No images are to be carried over; print all other material exactly as it stands.

:: STORED DATA ::

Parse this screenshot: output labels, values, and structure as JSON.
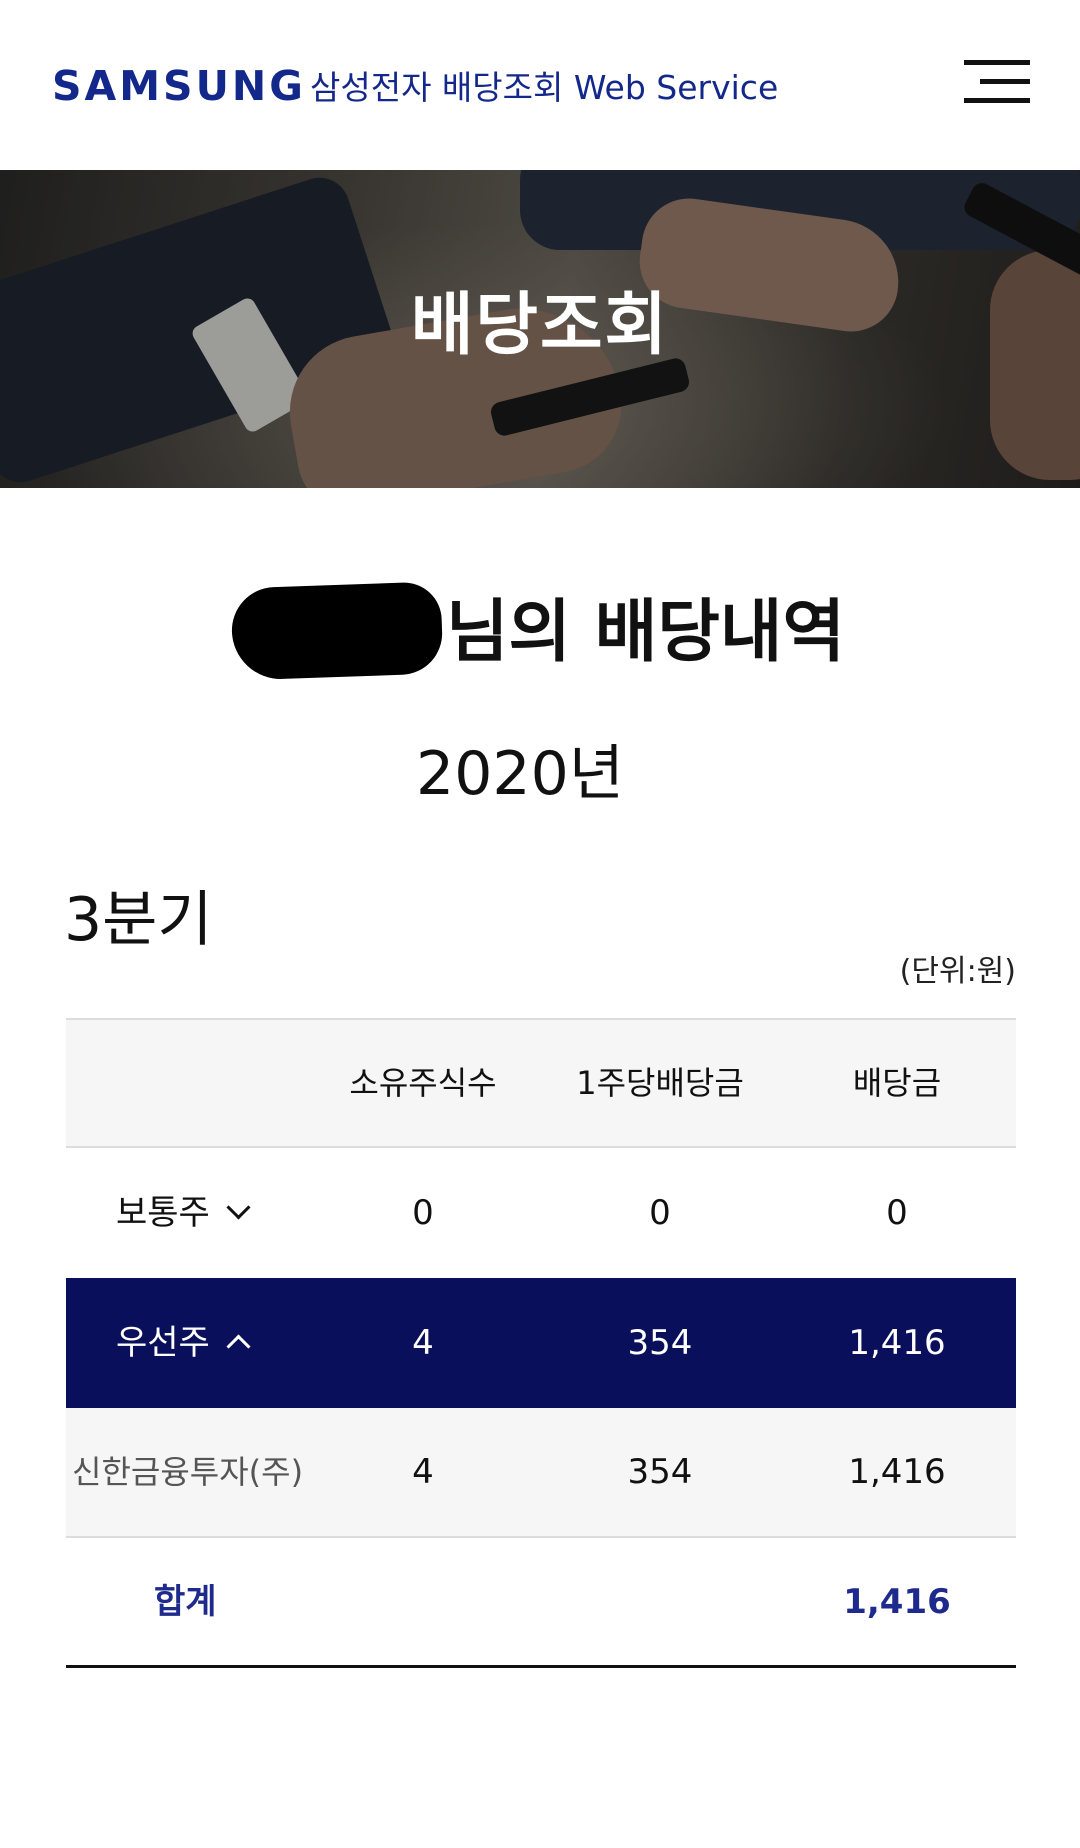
{
  "header": {
    "logo_text": "SAMSUNG",
    "service_title": "삼성전자 배당조회 Web Service",
    "menu_icon": "hamburger-menu-icon"
  },
  "hero": {
    "title": "배당조회"
  },
  "summary": {
    "heading": "님의 배당내역",
    "year": "2020년",
    "quarter": "3분기",
    "unit": "(단위:원)"
  },
  "table": {
    "columns": [
      "",
      "소유주식수",
      "1주당배당금",
      "배당금"
    ],
    "common": {
      "label": "보통주",
      "expand_icon": "chevron-down-icon",
      "shares": "0",
      "per_share": "0",
      "dividend": "0"
    },
    "preferred": {
      "label": "우선주",
      "expand_icon": "chevron-up-icon",
      "shares": "4",
      "per_share": "354",
      "dividend": "1,416"
    },
    "broker": {
      "label": "신한금융투자(주)",
      "shares": "4",
      "per_share": "354",
      "dividend": "1,416"
    },
    "total": {
      "label": "합계",
      "dividend": "1,416"
    }
  },
  "colors": {
    "brand": "#14288c",
    "highlight_row": "#0a0f5c",
    "total_text": "#1e2a8c"
  }
}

:::

RESULT OF THIS EXERCISE
Parse this screenshot: output labels, values, and structure as JSON.
{
  "header": {
    "logo_text": "SAMSUNG",
    "service_title": "삼성전자 배당조회 Web Service",
    "menu_icon": "hamburger-menu-icon"
  },
  "hero": {
    "title": "배당조회"
  },
  "summary": {
    "heading": "님의 배당내역",
    "year": "2020년",
    "quarter": "3분기",
    "unit": "(단위:원)"
  },
  "table": {
    "columns": [
      "",
      "소유주식수",
      "1주당배당금",
      "배당금"
    ],
    "common": {
      "label": "보통주",
      "expand_icon": "chevron-down-icon",
      "shares": "0",
      "per_share": "0",
      "dividend": "0"
    },
    "preferred": {
      "label": "우선주",
      "expand_icon": "chevron-up-icon",
      "shares": "4",
      "per_share": "354",
      "dividend": "1,416"
    },
    "broker": {
      "label": "신한금융투자(주)",
      "shares": "4",
      "per_share": "354",
      "dividend": "1,416"
    },
    "total": {
      "label": "합계",
      "dividend": "1,416"
    }
  },
  "colors": {
    "brand": "#14288c",
    "highlight_row": "#0a0f5c",
    "total_text": "#1e2a8c"
  }
}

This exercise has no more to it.